• **Aim**
Retype all of the listing exactly, passing over any picture you find.

--- Begin Data rows ---

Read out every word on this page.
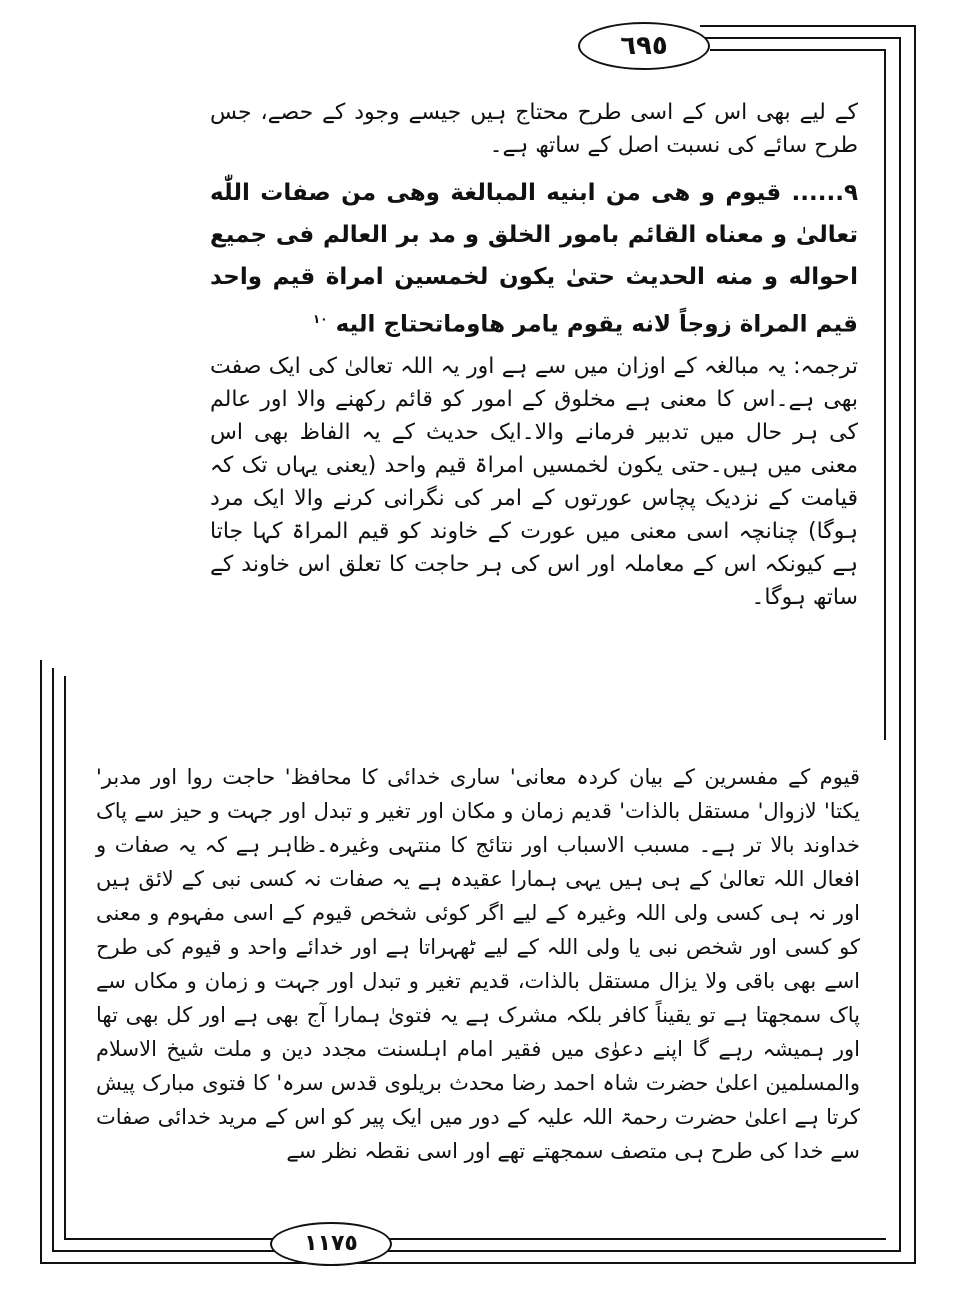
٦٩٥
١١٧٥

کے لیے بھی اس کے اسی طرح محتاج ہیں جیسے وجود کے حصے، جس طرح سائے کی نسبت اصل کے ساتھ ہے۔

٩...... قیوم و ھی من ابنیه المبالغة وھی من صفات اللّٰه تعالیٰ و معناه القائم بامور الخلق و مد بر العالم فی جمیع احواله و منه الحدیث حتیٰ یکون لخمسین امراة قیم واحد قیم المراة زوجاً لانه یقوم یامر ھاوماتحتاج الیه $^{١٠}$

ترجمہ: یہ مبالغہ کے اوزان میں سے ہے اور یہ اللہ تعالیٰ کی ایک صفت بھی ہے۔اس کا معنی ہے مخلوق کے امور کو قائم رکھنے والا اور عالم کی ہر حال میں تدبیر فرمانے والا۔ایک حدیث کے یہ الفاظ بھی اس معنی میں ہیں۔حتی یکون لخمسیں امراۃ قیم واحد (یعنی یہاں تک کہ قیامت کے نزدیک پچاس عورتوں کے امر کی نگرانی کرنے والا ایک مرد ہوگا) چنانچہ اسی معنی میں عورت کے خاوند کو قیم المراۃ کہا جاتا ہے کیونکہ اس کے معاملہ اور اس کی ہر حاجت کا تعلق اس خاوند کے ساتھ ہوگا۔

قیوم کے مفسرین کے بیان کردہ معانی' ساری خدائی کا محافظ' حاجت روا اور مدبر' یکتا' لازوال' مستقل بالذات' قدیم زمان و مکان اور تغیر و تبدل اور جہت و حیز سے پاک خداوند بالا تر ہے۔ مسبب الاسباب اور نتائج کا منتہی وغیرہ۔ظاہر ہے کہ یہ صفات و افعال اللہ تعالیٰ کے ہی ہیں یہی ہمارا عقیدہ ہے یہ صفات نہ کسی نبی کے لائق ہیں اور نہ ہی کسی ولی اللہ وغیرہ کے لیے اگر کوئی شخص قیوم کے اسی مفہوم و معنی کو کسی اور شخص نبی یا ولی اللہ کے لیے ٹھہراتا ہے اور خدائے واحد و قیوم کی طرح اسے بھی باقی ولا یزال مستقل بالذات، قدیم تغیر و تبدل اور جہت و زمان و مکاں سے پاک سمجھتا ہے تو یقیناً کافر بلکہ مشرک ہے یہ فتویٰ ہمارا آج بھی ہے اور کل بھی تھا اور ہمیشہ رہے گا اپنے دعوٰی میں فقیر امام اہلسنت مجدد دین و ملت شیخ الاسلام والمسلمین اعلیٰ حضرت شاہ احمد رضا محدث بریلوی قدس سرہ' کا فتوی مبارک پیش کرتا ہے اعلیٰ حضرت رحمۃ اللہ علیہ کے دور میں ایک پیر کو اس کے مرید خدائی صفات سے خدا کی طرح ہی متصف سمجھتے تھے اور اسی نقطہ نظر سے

--- End Data rows ---

• **The response**
Read out every word on this page.
٦٩٥
١١٧٥

کے لیے بھی اس کے اسی طرح محتاج ہیں جیسے وجود کے حصے، جس طرح سائے کی نسبت اصل کے ساتھ ہے۔

٩...... قیوم و ھی من ابنیه المبالغة وھی من صفات اللّٰه تعالیٰ و معناه القائم بامور الخلق و مد بر العالم فی جمیع احواله و منه الحدیث حتیٰ یکون لخمسین امراة قیم واحد قیم المراة زوجاً لانه یقوم یامر ھاوماتحتاج الیه $^{١٠}$

ترجمہ: یہ مبالغہ کے اوزان میں سے ہے اور یہ اللہ تعالیٰ کی ایک صفت بھی ہے۔اس کا معنی ہے مخلوق کے امور کو قائم رکھنے والا اور عالم کی ہر حال میں تدبیر فرمانے والا۔ایک حدیث کے یہ الفاظ بھی اس معنی میں ہیں۔حتی یکون لخمسیں امراۃ قیم واحد (یعنی یہاں تک کہ قیامت کے نزدیک پچاس عورتوں کے امر کی نگرانی کرنے والا ایک مرد ہوگا) چنانچہ اسی معنی میں عورت کے خاوند کو قیم المراۃ کہا جاتا ہے کیونکہ اس کے معاملہ اور اس کی ہر حاجت کا تعلق اس خاوند کے ساتھ ہوگا۔

قیوم کے مفسرین کے بیان کردہ معانی' ساری خدائی کا محافظ' حاجت روا اور مدبر' یکتا' لازوال' مستقل بالذات' قدیم زمان و مکان اور تغیر و تبدل اور جہت و حیز سے پاک خداوند بالا تر ہے۔ مسبب الاسباب اور نتائج کا منتہی وغیرہ۔ظاہر ہے کہ یہ صفات و افعال اللہ تعالیٰ کے ہی ہیں یہی ہمارا عقیدہ ہے یہ صفات نہ کسی نبی کے لائق ہیں اور نہ ہی کسی ولی اللہ وغیرہ کے لیے اگر کوئی شخص قیوم کے اسی مفہوم و معنی کو کسی اور شخص نبی یا ولی اللہ کے لیے ٹھہراتا ہے اور خدائے واحد و قیوم کی طرح اسے بھی باقی ولا یزال مستقل بالذات، قدیم تغیر و تبدل اور جہت و زمان و مکاں سے پاک سمجھتا ہے تو یقیناً کافر بلکہ مشرک ہے یہ فتویٰ ہمارا آج بھی ہے اور کل بھی تھا اور ہمیشہ رہے گا اپنے دعوٰی میں فقیر امام اہلسنت مجدد دین و ملت شیخ الاسلام والمسلمین اعلیٰ حضرت شاہ احمد رضا محدث بریلوی قدس سرہ' کا فتوی مبارک پیش کرتا ہے اعلیٰ حضرت رحمۃ اللہ علیہ کے دور میں ایک پیر کو اس کے مرید خدائی صفات سے خدا کی طرح ہی متصف سمجھتے تھے اور اسی نقطہ نظر سے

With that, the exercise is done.